## THE TASK
Each entry must appear again exactly as it does in the source.

## DATA EXCERPTS
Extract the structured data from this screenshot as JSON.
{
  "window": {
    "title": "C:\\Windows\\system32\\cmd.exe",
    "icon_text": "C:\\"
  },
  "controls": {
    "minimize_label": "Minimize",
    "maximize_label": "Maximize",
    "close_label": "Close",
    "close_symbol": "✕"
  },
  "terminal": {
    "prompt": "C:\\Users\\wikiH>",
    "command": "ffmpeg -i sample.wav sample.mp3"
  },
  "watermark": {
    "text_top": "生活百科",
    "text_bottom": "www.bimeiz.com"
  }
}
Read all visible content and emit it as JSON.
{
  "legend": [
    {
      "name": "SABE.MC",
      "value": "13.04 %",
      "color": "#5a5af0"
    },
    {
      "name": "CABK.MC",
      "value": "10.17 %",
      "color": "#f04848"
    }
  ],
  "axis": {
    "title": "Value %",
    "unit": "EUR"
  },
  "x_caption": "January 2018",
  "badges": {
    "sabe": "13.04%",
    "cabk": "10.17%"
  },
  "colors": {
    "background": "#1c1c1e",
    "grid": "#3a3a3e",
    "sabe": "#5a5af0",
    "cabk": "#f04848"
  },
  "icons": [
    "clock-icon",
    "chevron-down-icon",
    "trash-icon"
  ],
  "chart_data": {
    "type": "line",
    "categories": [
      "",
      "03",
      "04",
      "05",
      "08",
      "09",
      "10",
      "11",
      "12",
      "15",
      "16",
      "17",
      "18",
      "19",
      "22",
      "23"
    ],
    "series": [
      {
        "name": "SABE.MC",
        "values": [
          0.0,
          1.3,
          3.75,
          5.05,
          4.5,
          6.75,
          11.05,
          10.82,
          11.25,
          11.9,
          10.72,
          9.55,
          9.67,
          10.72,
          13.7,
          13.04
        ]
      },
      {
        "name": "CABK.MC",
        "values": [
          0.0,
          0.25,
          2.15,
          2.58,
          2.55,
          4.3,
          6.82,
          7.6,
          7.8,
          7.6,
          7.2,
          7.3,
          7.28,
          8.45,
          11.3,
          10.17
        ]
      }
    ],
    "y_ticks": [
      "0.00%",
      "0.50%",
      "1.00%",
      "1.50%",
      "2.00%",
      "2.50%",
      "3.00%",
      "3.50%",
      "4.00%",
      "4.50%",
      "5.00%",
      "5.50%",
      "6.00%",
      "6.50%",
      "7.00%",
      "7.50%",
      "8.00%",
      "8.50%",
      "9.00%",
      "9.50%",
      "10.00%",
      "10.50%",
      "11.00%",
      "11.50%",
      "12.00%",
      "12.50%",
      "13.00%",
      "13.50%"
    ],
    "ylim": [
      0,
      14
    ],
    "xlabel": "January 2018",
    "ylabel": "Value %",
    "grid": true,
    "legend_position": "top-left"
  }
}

## SOLUTION FOR THIS EXERCISE
Extract the structured data from this screenshot as JSON.
{
  "window": {
    "title": "C:\\Windows\\system32\\cmd.exe",
    "icon_text": "C:\\"
  },
  "controls": {
    "minimize_label": "Minimize",
    "maximize_label": "Maximize",
    "close_label": "Close",
    "close_symbol": "✕"
  },
  "terminal": {
    "prompt": "C:\\Users\\wikiH>",
    "command": "ffmpeg -i sample.wav sample.mp3"
  },
  "watermark": {
    "text_top": "生活百科",
    "text_bottom": "www.bimeiz.com"
  }
}
Read all visible content and emit it as JSON.
{
  "legend": [
    {
      "name": "SABE.MC",
      "value": "13.04 %",
      "color": "#5a5af0"
    },
    {
      "name": "CABK.MC",
      "value": "10.17 %",
      "color": "#f04848"
    }
  ],
  "axis": {
    "title": "Value %",
    "unit": "EUR"
  },
  "x_caption": "January 2018",
  "badges": {
    "sabe": "13.04%",
    "cabk": "10.17%"
  },
  "colors": {
    "background": "#1c1c1e",
    "grid": "#3a3a3e",
    "sabe": "#5a5af0",
    "cabk": "#f04848"
  },
  "icons": [
    "clock-icon",
    "chevron-down-icon",
    "trash-icon"
  ],
  "chart_data": {
    "type": "line",
    "categories": [
      "",
      "03",
      "04",
      "05",
      "08",
      "09",
      "10",
      "11",
      "12",
      "15",
      "16",
      "17",
      "18",
      "19",
      "22",
      "23"
    ],
    "series": [
      {
        "name": "SABE.MC",
        "values": [
          0.0,
          1.3,
          3.75,
          5.05,
          4.5,
          6.75,
          11.05,
          10.82,
          11.25,
          11.9,
          10.72,
          9.55,
          9.67,
          10.72,
          13.7,
          13.04
        ]
      },
      {
        "name": "CABK.MC",
        "values": [
          0.0,
          0.25,
          2.15,
          2.58,
          2.55,
          4.3,
          6.82,
          7.6,
          7.8,
          7.6,
          7.2,
          7.3,
          7.28,
          8.45,
          11.3,
          10.17
        ]
      }
    ],
    "y_ticks": [
      "0.00%",
      "0.50%",
      "1.00%",
      "1.50%",
      "2.00%",
      "2.50%",
      "3.00%",
      "3.50%",
      "4.00%",
      "4.50%",
      "5.00%",
      "5.50%",
      "6.00%",
      "6.50%",
      "7.00%",
      "7.50%",
      "8.00%",
      "8.50%",
      "9.00%",
      "9.50%",
      "10.00%",
      "10.50%",
      "11.00%",
      "11.50%",
      "12.00%",
      "12.50%",
      "13.00%",
      "13.50%"
    ],
    "ylim": [
      0,
      14
    ],
    "xlabel": "January 2018",
    "ylabel": "Value %",
    "grid": true,
    "legend_position": "top-left"
  }
}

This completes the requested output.